- [WHAT IS EXPECTED]
Output every line exactly as written. Leave out pictures.

------ STORED RECORDS ------

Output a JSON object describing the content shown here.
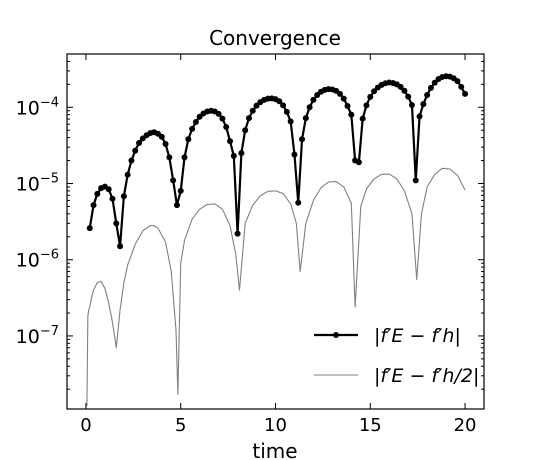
{
  "chart_data": {
    "type": "line",
    "title": "Convergence",
    "xlabel": "time",
    "ylabel": "",
    "yscale": "log",
    "xlim": [
      -1,
      21
    ],
    "ylim": [
      1.1e-08,
      0.0005
    ],
    "x_ticks": [
      {
        "value": 0,
        "label": "0"
      },
      {
        "value": 5,
        "label": "5"
      },
      {
        "value": 10,
        "label": "10"
      },
      {
        "value": 15,
        "label": "15"
      },
      {
        "value": 20,
        "label": "20"
      }
    ],
    "y_ticks": [
      {
        "value": 1e-07,
        "base": "10",
        "exp": "−7"
      },
      {
        "value": 1e-06,
        "base": "10",
        "exp": "−6"
      },
      {
        "value": 1e-05,
        "base": "10",
        "exp": "−5"
      },
      {
        "value": 0.0001,
        "base": "10",
        "exp": "−4"
      }
    ],
    "legend_position": "lower-right",
    "grid": false,
    "series": [
      {
        "name": "|f′E − f′h|",
        "color": "#000000",
        "marker": "circle",
        "line": "thick",
        "x": [
          0.2,
          0.4,
          0.6,
          0.8,
          1.0,
          1.2,
          1.4,
          1.6,
          1.8,
          2.0,
          2.2,
          2.4,
          2.6,
          2.8,
          3.0,
          3.2,
          3.4,
          3.6,
          3.8,
          4.0,
          4.2,
          4.4,
          4.6,
          4.8,
          5.0,
          5.2,
          5.4,
          5.6,
          5.8,
          6.0,
          6.2,
          6.4,
          6.6,
          6.8,
          7.0,
          7.2,
          7.4,
          7.6,
          7.8,
          8.0,
          8.2,
          8.4,
          8.6,
          8.8,
          9.0,
          9.2,
          9.4,
          9.6,
          9.8,
          10.0,
          10.2,
          10.4,
          10.6,
          10.8,
          11.0,
          11.2,
          11.4,
          11.6,
          11.8,
          12.0,
          12.2,
          12.4,
          12.6,
          12.8,
          13.0,
          13.2,
          13.4,
          13.6,
          13.8,
          14.0,
          14.2,
          14.4,
          14.6,
          14.8,
          15.0,
          15.2,
          15.4,
          15.6,
          15.8,
          16.0,
          16.2,
          16.4,
          16.6,
          16.8,
          17.0,
          17.2,
          17.4,
          17.6,
          17.8,
          18.0,
          18.2,
          18.4,
          18.6,
          18.8,
          19.0,
          19.2,
          19.4,
          19.6,
          19.8,
          20.0
        ],
        "y": [
          2.6e-06,
          5.2e-06,
          7.3e-06,
          8.7e-06,
          9.1e-06,
          8.4e-06,
          6.3e-06,
          3e-06,
          1.5e-06,
          6.8e-06,
          1.3e-05,
          2e-05,
          2.7e-05,
          3.4e-05,
          3.9e-05,
          4.3e-05,
          4.6e-05,
          4.7e-05,
          4.5e-05,
          4.1e-05,
          3.3e-05,
          2.2e-05,
          1.1e-05,
          5.2e-06,
          8e-06,
          2.2e-05,
          3.8e-05,
          5.2e-05,
          6.4e-05,
          7.5e-05,
          8.3e-05,
          8.8e-05,
          9e-05,
          8.8e-05,
          8.2e-05,
          7.1e-05,
          5.5e-05,
          3.6e-05,
          2.3e-05,
          2.2e-06,
          2.5e-05,
          5e-05,
          7.2e-05,
          9e-05,
          0.000105,
          0.000117,
          0.000125,
          0.00013,
          0.000131,
          0.000128,
          0.00012,
          0.000106,
          8.7e-05,
          6.5e-05,
          2.4e-05,
          5.6e-06,
          3.8e-05,
          7.2e-05,
          0.0001,
          0.000125,
          0.000145,
          0.00016,
          0.000169,
          0.000173,
          0.000171,
          0.000164,
          0.00015,
          0.00013,
          0.000104,
          8e-05,
          2e-05,
          1.9e-05,
          7.1e-05,
          0.000106,
          0.000137,
          0.000162,
          0.000182,
          0.000197,
          0.000207,
          0.000211,
          0.000208,
          0.0002,
          0.000185,
          0.000165,
          0.000138,
          0.000107,
          1.1e-05,
          7.6e-05,
          0.00011,
          0.000145,
          0.00018,
          0.00021,
          0.000235,
          0.00025,
          0.000255,
          0.000252,
          0.00024,
          0.00022,
          0.000185,
          0.00015
        ]
      },
      {
        "name": "|f′E − f′h/2|",
        "color": "#808080",
        "marker": "none",
        "line": "thin",
        "x": [
          0.05,
          0.1,
          0.15,
          0.2,
          0.3,
          0.4,
          0.6,
          0.8,
          1.0,
          1.2,
          1.4,
          1.6,
          1.8,
          2.0,
          2.2,
          2.6,
          3.0,
          3.4,
          3.6,
          3.8,
          4.2,
          4.5,
          4.75,
          4.85,
          5.0,
          5.2,
          5.6,
          6.0,
          6.4,
          6.8,
          7.2,
          7.6,
          7.9,
          8.1,
          8.4,
          8.8,
          9.2,
          9.6,
          10.0,
          10.4,
          10.8,
          11.1,
          11.3,
          11.6,
          12.0,
          12.4,
          12.8,
          13.2,
          13.6,
          14.0,
          14.2,
          14.5,
          14.8,
          15.2,
          15.6,
          16.0,
          16.4,
          16.8,
          17.2,
          17.45,
          17.7,
          18.0,
          18.4,
          18.8,
          19.2,
          19.6,
          20.0
        ],
        "y": [
          1.2e-08,
          1.8e-07,
          2.2e-07,
          2.4e-07,
          3.2e-07,
          4e-07,
          5e-07,
          5.2e-07,
          4.2e-07,
          2.7e-07,
          1.5e-07,
          7e-08,
          2.2e-07,
          5e-07,
          8.5e-07,
          1.6e-06,
          2.4e-06,
          2.8e-06,
          2.8e-06,
          2.6e-06,
          1.7e-06,
          7e-07,
          1.2e-07,
          1.7e-08,
          9e-07,
          1.8e-06,
          3.4e-06,
          4.6e-06,
          5.3e-06,
          5.4e-06,
          4.6e-06,
          2.8e-06,
          1.2e-06,
          4e-07,
          3e-06,
          5.2e-06,
          6.9e-06,
          7.9e-06,
          8e-06,
          7.4e-06,
          5.4e-06,
          3e-06,
          7e-07,
          3e-06,
          6e-06,
          8.8e-06,
          1.05e-05,
          1.06e-05,
          9e-06,
          5.5e-06,
          2.4e-07,
          5e-06,
          8.5e-06,
          1.15e-05,
          1.32e-05,
          1.33e-05,
          1.15e-05,
          8e-06,
          4e-06,
          5.5e-07,
          4e-06,
          9e-06,
          1.32e-05,
          1.58e-05,
          1.55e-05,
          1.28e-05,
          8.2e-06
        ]
      }
    ]
  }
}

------

- [THE OUTPUT]
Output a JSON object describing the content shown here.
{
  "chart_data": {
    "type": "line",
    "title": "Convergence",
    "xlabel": "time",
    "ylabel": "",
    "yscale": "log",
    "xlim": [
      -1,
      21
    ],
    "ylim": [
      1.1e-08,
      0.0005
    ],
    "x_ticks": [
      {
        "value": 0,
        "label": "0"
      },
      {
        "value": 5,
        "label": "5"
      },
      {
        "value": 10,
        "label": "10"
      },
      {
        "value": 15,
        "label": "15"
      },
      {
        "value": 20,
        "label": "20"
      }
    ],
    "y_ticks": [
      {
        "value": 1e-07,
        "base": "10",
        "exp": "−7"
      },
      {
        "value": 1e-06,
        "base": "10",
        "exp": "−6"
      },
      {
        "value": 1e-05,
        "base": "10",
        "exp": "−5"
      },
      {
        "value": 0.0001,
        "base": "10",
        "exp": "−4"
      }
    ],
    "legend_position": "lower-right",
    "grid": false,
    "series": [
      {
        "name": "|f′E − f′h|",
        "color": "#000000",
        "marker": "circle",
        "line": "thick",
        "x": [
          0.2,
          0.4,
          0.6,
          0.8,
          1.0,
          1.2,
          1.4,
          1.6,
          1.8,
          2.0,
          2.2,
          2.4,
          2.6,
          2.8,
          3.0,
          3.2,
          3.4,
          3.6,
          3.8,
          4.0,
          4.2,
          4.4,
          4.6,
          4.8,
          5.0,
          5.2,
          5.4,
          5.6,
          5.8,
          6.0,
          6.2,
          6.4,
          6.6,
          6.8,
          7.0,
          7.2,
          7.4,
          7.6,
          7.8,
          8.0,
          8.2,
          8.4,
          8.6,
          8.8,
          9.0,
          9.2,
          9.4,
          9.6,
          9.8,
          10.0,
          10.2,
          10.4,
          10.6,
          10.8,
          11.0,
          11.2,
          11.4,
          11.6,
          11.8,
          12.0,
          12.2,
          12.4,
          12.6,
          12.8,
          13.0,
          13.2,
          13.4,
          13.6,
          13.8,
          14.0,
          14.2,
          14.4,
          14.6,
          14.8,
          15.0,
          15.2,
          15.4,
          15.6,
          15.8,
          16.0,
          16.2,
          16.4,
          16.6,
          16.8,
          17.0,
          17.2,
          17.4,
          17.6,
          17.8,
          18.0,
          18.2,
          18.4,
          18.6,
          18.8,
          19.0,
          19.2,
          19.4,
          19.6,
          19.8,
          20.0
        ],
        "y": [
          2.6e-06,
          5.2e-06,
          7.3e-06,
          8.7e-06,
          9.1e-06,
          8.4e-06,
          6.3e-06,
          3e-06,
          1.5e-06,
          6.8e-06,
          1.3e-05,
          2e-05,
          2.7e-05,
          3.4e-05,
          3.9e-05,
          4.3e-05,
          4.6e-05,
          4.7e-05,
          4.5e-05,
          4.1e-05,
          3.3e-05,
          2.2e-05,
          1.1e-05,
          5.2e-06,
          8e-06,
          2.2e-05,
          3.8e-05,
          5.2e-05,
          6.4e-05,
          7.5e-05,
          8.3e-05,
          8.8e-05,
          9e-05,
          8.8e-05,
          8.2e-05,
          7.1e-05,
          5.5e-05,
          3.6e-05,
          2.3e-05,
          2.2e-06,
          2.5e-05,
          5e-05,
          7.2e-05,
          9e-05,
          0.000105,
          0.000117,
          0.000125,
          0.00013,
          0.000131,
          0.000128,
          0.00012,
          0.000106,
          8.7e-05,
          6.5e-05,
          2.4e-05,
          5.6e-06,
          3.8e-05,
          7.2e-05,
          0.0001,
          0.000125,
          0.000145,
          0.00016,
          0.000169,
          0.000173,
          0.000171,
          0.000164,
          0.00015,
          0.00013,
          0.000104,
          8e-05,
          2e-05,
          1.9e-05,
          7.1e-05,
          0.000106,
          0.000137,
          0.000162,
          0.000182,
          0.000197,
          0.000207,
          0.000211,
          0.000208,
          0.0002,
          0.000185,
          0.000165,
          0.000138,
          0.000107,
          1.1e-05,
          7.6e-05,
          0.00011,
          0.000145,
          0.00018,
          0.00021,
          0.000235,
          0.00025,
          0.000255,
          0.000252,
          0.00024,
          0.00022,
          0.000185,
          0.00015
        ]
      },
      {
        "name": "|f′E − f′h/2|",
        "color": "#808080",
        "marker": "none",
        "line": "thin",
        "x": [
          0.05,
          0.1,
          0.15,
          0.2,
          0.3,
          0.4,
          0.6,
          0.8,
          1.0,
          1.2,
          1.4,
          1.6,
          1.8,
          2.0,
          2.2,
          2.6,
          3.0,
          3.4,
          3.6,
          3.8,
          4.2,
          4.5,
          4.75,
          4.85,
          5.0,
          5.2,
          5.6,
          6.0,
          6.4,
          6.8,
          7.2,
          7.6,
          7.9,
          8.1,
          8.4,
          8.8,
          9.2,
          9.6,
          10.0,
          10.4,
          10.8,
          11.1,
          11.3,
          11.6,
          12.0,
          12.4,
          12.8,
          13.2,
          13.6,
          14.0,
          14.2,
          14.5,
          14.8,
          15.2,
          15.6,
          16.0,
          16.4,
          16.8,
          17.2,
          17.45,
          17.7,
          18.0,
          18.4,
          18.8,
          19.2,
          19.6,
          20.0
        ],
        "y": [
          1.2e-08,
          1.8e-07,
          2.2e-07,
          2.4e-07,
          3.2e-07,
          4e-07,
          5e-07,
          5.2e-07,
          4.2e-07,
          2.7e-07,
          1.5e-07,
          7e-08,
          2.2e-07,
          5e-07,
          8.5e-07,
          1.6e-06,
          2.4e-06,
          2.8e-06,
          2.8e-06,
          2.6e-06,
          1.7e-06,
          7e-07,
          1.2e-07,
          1.7e-08,
          9e-07,
          1.8e-06,
          3.4e-06,
          4.6e-06,
          5.3e-06,
          5.4e-06,
          4.6e-06,
          2.8e-06,
          1.2e-06,
          4e-07,
          3e-06,
          5.2e-06,
          6.9e-06,
          7.9e-06,
          8e-06,
          7.4e-06,
          5.4e-06,
          3e-06,
          7e-07,
          3e-06,
          6e-06,
          8.8e-06,
          1.05e-05,
          1.06e-05,
          9e-06,
          5.5e-06,
          2.4e-07,
          5e-06,
          8.5e-06,
          1.15e-05,
          1.32e-05,
          1.33e-05,
          1.15e-05,
          8e-06,
          4e-06,
          5.5e-07,
          4e-06,
          9e-06,
          1.32e-05,
          1.58e-05,
          1.55e-05,
          1.28e-05,
          8.2e-06
        ]
      }
    ]
  }
}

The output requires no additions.